* Task instructions: Copy out every line that contains the word "shall".

* The input:

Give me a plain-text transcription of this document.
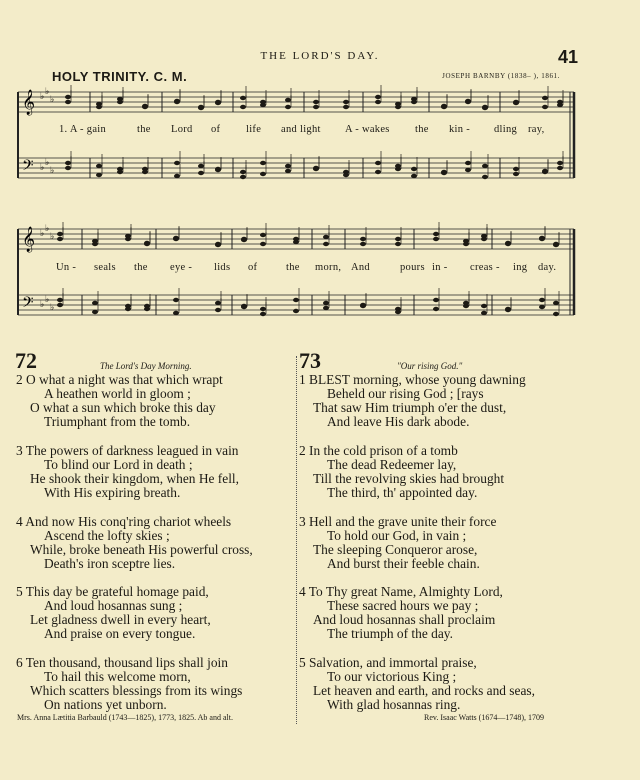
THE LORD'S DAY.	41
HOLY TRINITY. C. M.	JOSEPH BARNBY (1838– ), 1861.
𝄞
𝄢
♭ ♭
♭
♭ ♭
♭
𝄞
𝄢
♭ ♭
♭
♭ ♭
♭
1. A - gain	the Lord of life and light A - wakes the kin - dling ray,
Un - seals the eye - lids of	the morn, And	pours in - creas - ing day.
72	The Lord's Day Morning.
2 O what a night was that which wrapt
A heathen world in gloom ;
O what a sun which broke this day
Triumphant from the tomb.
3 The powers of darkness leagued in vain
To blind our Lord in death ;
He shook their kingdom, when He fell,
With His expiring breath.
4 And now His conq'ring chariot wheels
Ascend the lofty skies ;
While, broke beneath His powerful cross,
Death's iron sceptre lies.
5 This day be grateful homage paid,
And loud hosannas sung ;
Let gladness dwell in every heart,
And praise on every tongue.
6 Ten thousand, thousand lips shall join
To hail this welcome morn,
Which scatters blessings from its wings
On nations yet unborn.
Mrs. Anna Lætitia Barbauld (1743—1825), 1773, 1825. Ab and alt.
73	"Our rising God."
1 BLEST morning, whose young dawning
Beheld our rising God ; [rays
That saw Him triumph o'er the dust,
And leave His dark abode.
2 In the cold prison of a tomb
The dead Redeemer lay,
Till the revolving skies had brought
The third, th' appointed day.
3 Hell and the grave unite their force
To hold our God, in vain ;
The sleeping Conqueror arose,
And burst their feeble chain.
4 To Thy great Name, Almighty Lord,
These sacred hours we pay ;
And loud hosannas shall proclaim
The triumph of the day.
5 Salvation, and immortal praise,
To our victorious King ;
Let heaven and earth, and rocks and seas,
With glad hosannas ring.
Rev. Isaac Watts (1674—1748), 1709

* * *

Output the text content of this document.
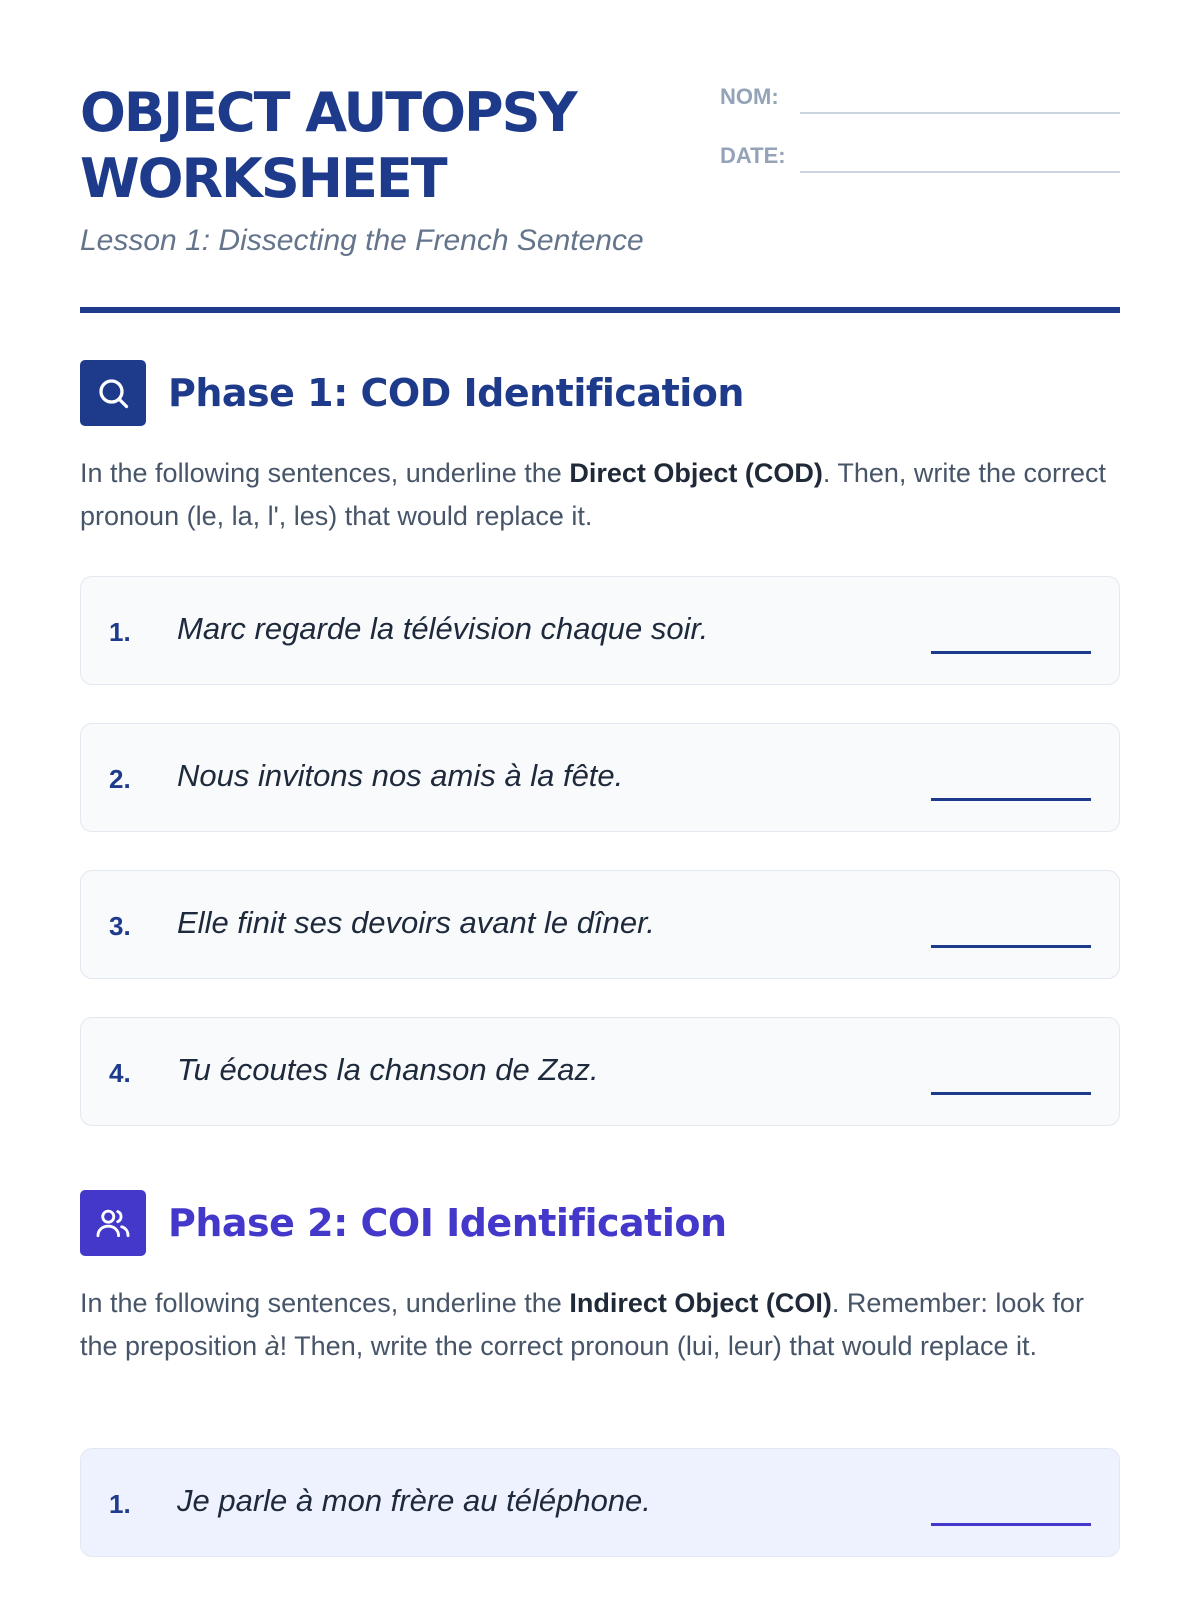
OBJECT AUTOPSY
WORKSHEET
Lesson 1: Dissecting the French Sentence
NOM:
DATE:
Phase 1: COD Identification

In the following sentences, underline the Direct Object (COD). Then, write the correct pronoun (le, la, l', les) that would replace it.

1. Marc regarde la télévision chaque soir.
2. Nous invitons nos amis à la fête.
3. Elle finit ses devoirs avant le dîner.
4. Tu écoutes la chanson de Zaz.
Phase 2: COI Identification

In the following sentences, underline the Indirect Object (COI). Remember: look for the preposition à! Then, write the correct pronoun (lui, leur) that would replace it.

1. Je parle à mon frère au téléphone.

* Full answer:
6 Ten thousand, thousand lips shall join
And loud hosannas shall proclaim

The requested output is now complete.